- _RAW RECORDS_:

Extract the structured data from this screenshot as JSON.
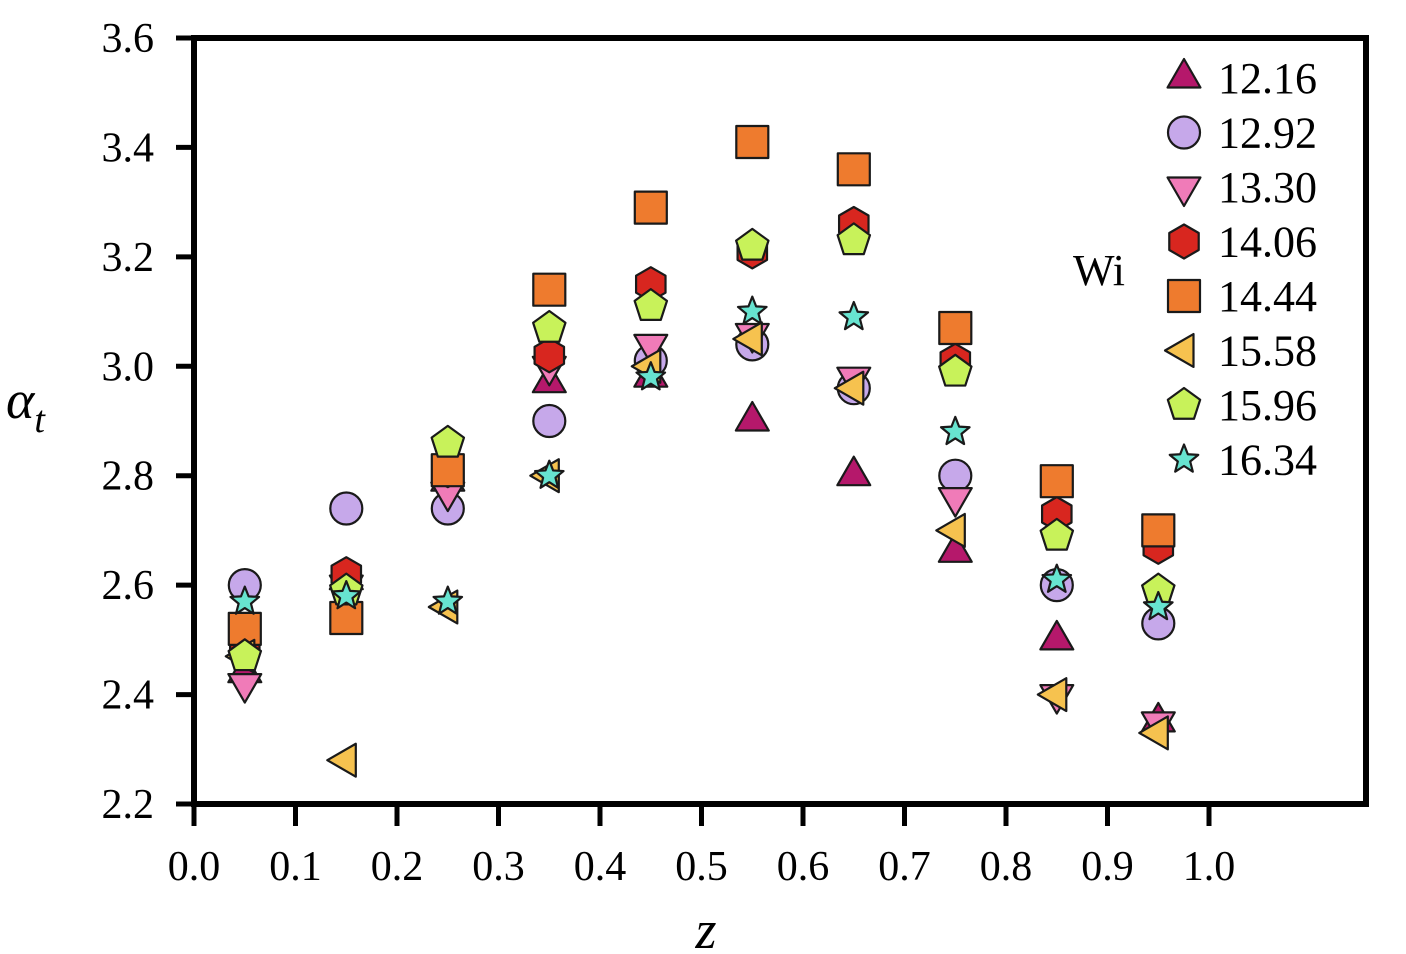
{
  "chart_data": {
    "type": "scatter",
    "title": "",
    "xlabel": "z",
    "ylabel": "α",
    "ylabel_subscript": "t",
    "xlim": [
      0.0,
      1.15
    ],
    "ylim": [
      2.2,
      3.6
    ],
    "x_ticks": [
      0.0,
      0.1,
      0.2,
      0.3,
      0.4,
      0.5,
      0.6,
      0.7,
      0.8,
      0.9,
      1.0
    ],
    "x_tick_labels": [
      "0.0",
      "0.1",
      "0.2",
      "0.3",
      "0.4",
      "0.5",
      "0.6",
      "0.7",
      "0.8",
      "0.9",
      "1.0"
    ],
    "y_ticks": [
      2.2,
      2.4,
      2.6,
      2.8,
      3.0,
      3.2,
      3.4,
      3.6
    ],
    "y_tick_labels": [
      "2.2",
      "2.4",
      "2.6",
      "2.8",
      "3.0",
      "3.2",
      "3.4",
      "3.6"
    ],
    "grid": false,
    "legend_title": "Wi",
    "legend_position": "top-right",
    "x": [
      0.05,
      0.15,
      0.25,
      0.35,
      0.45,
      0.55,
      0.65,
      0.75,
      0.85,
      0.95
    ],
    "series": [
      {
        "name": "12.16",
        "marker": "triangle-up",
        "color": "#b5186b",
        "values": [
          2.44,
          2.61,
          2.79,
          2.97,
          2.98,
          2.9,
          2.8,
          2.66,
          2.5,
          2.35
        ]
      },
      {
        "name": "12.92",
        "marker": "circle",
        "color": "#c6a8ea",
        "values": [
          2.6,
          2.74,
          2.74,
          2.9,
          3.01,
          3.04,
          2.96,
          2.8,
          2.6,
          2.53
        ]
      },
      {
        "name": "13.30",
        "marker": "triangle-down",
        "color": "#f07bb8",
        "values": [
          2.42,
          2.6,
          2.77,
          3.0,
          3.04,
          3.06,
          2.98,
          2.76,
          2.4,
          2.35
        ]
      },
      {
        "name": "14.06",
        "marker": "hexagon",
        "color": "#d8261f",
        "values": [
          2.49,
          2.62,
          2.81,
          3.02,
          3.15,
          3.21,
          3.26,
          3.01,
          2.73,
          2.67
        ]
      },
      {
        "name": "14.44",
        "marker": "square",
        "color": "#ee7b2e",
        "values": [
          2.52,
          2.54,
          2.81,
          3.14,
          3.29,
          3.41,
          3.36,
          3.07,
          2.79,
          2.7
        ]
      },
      {
        "name": "15.58",
        "marker": "triangle-left",
        "color": "#f6c24f",
        "values": [
          2.47,
          2.28,
          2.56,
          2.8,
          3.0,
          3.05,
          2.96,
          2.7,
          2.4,
          2.33
        ]
      },
      {
        "name": "15.96",
        "marker": "pentagon",
        "color": "#c8f25a",
        "values": [
          2.47,
          2.59,
          2.86,
          3.07,
          3.11,
          3.22,
          3.23,
          2.99,
          2.69,
          2.59
        ]
      },
      {
        "name": "16.34",
        "marker": "star",
        "color": "#67e4d0",
        "values": [
          2.57,
          2.58,
          2.57,
          2.8,
          2.98,
          3.1,
          3.09,
          2.88,
          2.61,
          2.56
        ]
      }
    ]
  }
}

- _SHORT PROBLEM_: Isolate the lines above that contain the word "color" and copy them.

- _THE ANSWER_:
        "color": "#b5186b",
        "color": "#c6a8ea",
        "color": "#f07bb8",
        "color": "#d8261f",
        "color": "#ee7b2e",
        "color": "#f6c24f",
        "color": "#c8f25a",
        "color": "#67e4d0",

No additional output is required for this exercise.